• **THE PROBLEM**
Reproduce the rows below character for character, from the very first row through the line containing "series-line-5 [166, 107, 804, 599]", including both of those lines.

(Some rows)
»»
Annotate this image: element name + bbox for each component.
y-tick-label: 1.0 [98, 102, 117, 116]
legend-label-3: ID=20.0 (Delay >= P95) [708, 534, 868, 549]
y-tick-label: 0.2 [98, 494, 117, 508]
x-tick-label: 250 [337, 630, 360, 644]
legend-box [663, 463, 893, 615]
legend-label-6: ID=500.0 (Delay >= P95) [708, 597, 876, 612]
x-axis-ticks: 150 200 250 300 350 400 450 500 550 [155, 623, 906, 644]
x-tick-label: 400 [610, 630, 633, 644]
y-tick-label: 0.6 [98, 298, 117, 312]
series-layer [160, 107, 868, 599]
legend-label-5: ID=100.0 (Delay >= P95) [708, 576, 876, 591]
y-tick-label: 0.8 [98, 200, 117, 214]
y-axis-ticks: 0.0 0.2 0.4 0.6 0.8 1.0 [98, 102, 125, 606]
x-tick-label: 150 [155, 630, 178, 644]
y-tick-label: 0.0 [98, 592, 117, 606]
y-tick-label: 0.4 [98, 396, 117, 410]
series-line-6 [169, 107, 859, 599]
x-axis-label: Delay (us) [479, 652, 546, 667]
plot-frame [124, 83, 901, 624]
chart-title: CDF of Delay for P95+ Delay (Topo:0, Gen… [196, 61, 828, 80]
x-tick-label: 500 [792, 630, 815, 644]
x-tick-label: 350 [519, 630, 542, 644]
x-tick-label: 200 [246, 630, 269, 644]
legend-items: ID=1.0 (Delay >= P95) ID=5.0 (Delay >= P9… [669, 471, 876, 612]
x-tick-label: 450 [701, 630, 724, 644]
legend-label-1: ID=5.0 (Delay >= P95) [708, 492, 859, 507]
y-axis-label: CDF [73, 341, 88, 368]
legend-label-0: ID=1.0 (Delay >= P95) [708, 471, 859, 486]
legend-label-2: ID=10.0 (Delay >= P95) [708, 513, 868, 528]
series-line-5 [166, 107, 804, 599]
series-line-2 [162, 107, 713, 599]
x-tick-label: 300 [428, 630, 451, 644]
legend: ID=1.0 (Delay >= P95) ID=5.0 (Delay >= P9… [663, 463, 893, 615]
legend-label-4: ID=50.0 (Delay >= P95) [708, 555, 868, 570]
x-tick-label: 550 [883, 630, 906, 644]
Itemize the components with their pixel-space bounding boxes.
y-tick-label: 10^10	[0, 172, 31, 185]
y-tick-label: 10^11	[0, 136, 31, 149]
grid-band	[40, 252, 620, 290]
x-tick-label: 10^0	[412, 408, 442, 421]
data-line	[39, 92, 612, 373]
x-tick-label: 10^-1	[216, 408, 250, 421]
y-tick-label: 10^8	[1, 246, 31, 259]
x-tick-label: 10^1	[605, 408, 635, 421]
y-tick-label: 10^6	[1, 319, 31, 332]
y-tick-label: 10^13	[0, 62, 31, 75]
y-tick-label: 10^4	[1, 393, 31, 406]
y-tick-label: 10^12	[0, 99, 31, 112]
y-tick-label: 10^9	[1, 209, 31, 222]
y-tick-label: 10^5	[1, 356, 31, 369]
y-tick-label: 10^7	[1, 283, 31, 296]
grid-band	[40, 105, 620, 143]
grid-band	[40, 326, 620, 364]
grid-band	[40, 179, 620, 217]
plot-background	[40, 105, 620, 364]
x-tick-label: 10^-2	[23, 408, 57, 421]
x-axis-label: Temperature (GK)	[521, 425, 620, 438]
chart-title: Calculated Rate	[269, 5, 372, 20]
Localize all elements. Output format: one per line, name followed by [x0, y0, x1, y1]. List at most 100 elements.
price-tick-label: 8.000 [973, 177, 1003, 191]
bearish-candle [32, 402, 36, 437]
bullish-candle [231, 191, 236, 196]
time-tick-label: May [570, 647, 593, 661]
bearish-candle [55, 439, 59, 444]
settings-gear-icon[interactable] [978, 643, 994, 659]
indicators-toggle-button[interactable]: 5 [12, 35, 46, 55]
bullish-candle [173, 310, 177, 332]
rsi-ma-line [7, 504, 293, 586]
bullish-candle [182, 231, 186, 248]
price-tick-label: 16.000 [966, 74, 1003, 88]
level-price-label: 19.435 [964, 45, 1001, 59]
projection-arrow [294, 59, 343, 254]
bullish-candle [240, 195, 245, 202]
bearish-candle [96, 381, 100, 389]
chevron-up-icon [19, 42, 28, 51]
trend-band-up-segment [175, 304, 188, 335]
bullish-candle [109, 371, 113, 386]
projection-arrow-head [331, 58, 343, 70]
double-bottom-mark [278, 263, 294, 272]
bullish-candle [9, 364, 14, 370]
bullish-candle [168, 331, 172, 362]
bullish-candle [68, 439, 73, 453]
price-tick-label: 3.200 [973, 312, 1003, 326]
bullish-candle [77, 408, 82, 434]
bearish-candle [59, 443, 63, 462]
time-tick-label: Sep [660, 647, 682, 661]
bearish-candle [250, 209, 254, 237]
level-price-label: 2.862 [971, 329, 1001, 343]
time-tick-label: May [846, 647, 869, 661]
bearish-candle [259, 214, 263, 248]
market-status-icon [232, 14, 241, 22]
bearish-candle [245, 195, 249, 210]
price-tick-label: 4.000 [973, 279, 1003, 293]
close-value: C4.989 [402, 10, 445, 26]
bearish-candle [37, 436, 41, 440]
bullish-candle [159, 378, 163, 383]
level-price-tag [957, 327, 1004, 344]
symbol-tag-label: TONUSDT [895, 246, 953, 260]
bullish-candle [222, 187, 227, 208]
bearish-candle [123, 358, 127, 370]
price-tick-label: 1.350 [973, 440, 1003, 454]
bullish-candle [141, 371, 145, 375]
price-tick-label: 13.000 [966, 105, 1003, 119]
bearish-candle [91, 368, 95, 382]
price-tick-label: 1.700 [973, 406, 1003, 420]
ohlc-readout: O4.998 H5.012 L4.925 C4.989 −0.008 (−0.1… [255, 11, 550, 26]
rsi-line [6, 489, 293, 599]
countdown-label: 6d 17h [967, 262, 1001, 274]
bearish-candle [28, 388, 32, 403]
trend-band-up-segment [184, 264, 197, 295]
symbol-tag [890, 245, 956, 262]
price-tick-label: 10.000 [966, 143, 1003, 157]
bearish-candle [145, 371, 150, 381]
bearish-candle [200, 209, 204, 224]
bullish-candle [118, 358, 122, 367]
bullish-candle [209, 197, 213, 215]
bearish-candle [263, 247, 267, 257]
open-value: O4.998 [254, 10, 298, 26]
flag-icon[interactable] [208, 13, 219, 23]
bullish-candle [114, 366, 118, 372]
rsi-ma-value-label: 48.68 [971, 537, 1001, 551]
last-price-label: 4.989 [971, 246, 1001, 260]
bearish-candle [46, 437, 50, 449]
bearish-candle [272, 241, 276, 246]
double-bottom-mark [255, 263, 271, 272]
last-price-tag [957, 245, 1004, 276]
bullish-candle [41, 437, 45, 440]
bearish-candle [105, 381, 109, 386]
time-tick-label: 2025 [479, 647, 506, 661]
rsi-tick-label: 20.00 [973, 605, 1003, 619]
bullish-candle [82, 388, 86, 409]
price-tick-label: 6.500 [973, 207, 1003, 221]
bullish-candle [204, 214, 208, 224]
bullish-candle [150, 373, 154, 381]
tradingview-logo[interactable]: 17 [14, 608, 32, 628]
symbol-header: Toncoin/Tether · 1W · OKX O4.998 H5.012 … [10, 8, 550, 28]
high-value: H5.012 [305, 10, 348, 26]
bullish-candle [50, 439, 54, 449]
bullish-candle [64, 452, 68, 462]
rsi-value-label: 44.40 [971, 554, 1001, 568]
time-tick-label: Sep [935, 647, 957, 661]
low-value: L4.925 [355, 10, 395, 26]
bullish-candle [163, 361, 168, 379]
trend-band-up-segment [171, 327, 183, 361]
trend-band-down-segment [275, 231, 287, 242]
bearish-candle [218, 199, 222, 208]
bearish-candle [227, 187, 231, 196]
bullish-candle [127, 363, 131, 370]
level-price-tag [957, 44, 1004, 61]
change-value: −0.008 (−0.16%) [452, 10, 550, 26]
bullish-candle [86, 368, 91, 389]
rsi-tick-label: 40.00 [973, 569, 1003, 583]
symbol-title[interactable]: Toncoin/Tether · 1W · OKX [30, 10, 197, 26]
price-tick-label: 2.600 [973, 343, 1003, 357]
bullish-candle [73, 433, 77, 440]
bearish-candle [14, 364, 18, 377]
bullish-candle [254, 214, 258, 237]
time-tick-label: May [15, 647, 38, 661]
««
• **THE RESPONSE**
Annotate this image: element name + bbox for each component.
y-tick-label: 1.0 [98, 102, 117, 116]
legend-label-3: ID=20.0 (Delay >= P95) [708, 534, 868, 549]
y-tick-label: 0.2 [98, 494, 117, 508]
x-tick-label: 250 [337, 630, 360, 644]
legend-box [663, 463, 893, 615]
legend-label-6: ID=500.0 (Delay >= P95) [708, 597, 876, 612]
x-axis-ticks: 150 200 250 300 350 400 450 500 550 [155, 623, 906, 644]
x-tick-label: 400 [610, 630, 633, 644]
y-tick-label: 0.6 [98, 298, 117, 312]
series-layer [160, 107, 868, 599]
legend-label-5: ID=100.0 (Delay >= P95) [708, 576, 876, 591]
y-tick-label: 0.8 [98, 200, 117, 214]
y-axis-ticks: 0.0 0.2 0.4 0.6 0.8 1.0 [98, 102, 125, 606]
x-tick-label: 150 [155, 630, 178, 644]
y-tick-label: 0.0 [98, 592, 117, 606]
y-tick-label: 0.4 [98, 396, 117, 410]
series-line-6 [169, 107, 859, 599]
x-axis-label: Delay (us) [479, 652, 546, 667]
plot-frame [124, 83, 901, 624]
chart-title: CDF of Delay for P95+ Delay (Topo:0, Gen… [196, 61, 828, 80]
x-tick-label: 500 [792, 630, 815, 644]
x-tick-label: 350 [519, 630, 542, 644]
x-tick-label: 200 [246, 630, 269, 644]
legend-items: ID=1.0 (Delay >= P95) ID=5.0 (Delay >= P9… [669, 471, 876, 612]
x-tick-label: 450 [701, 630, 724, 644]
legend-label-1: ID=5.0 (Delay >= P95) [708, 492, 859, 507]
y-axis-label: CDF [73, 341, 88, 368]
legend-label-0: ID=1.0 (Delay >= P95) [708, 471, 859, 486]
legend-label-2: ID=10.0 (Delay >= P95) [708, 513, 868, 528]
series-line-5 [166, 107, 804, 599]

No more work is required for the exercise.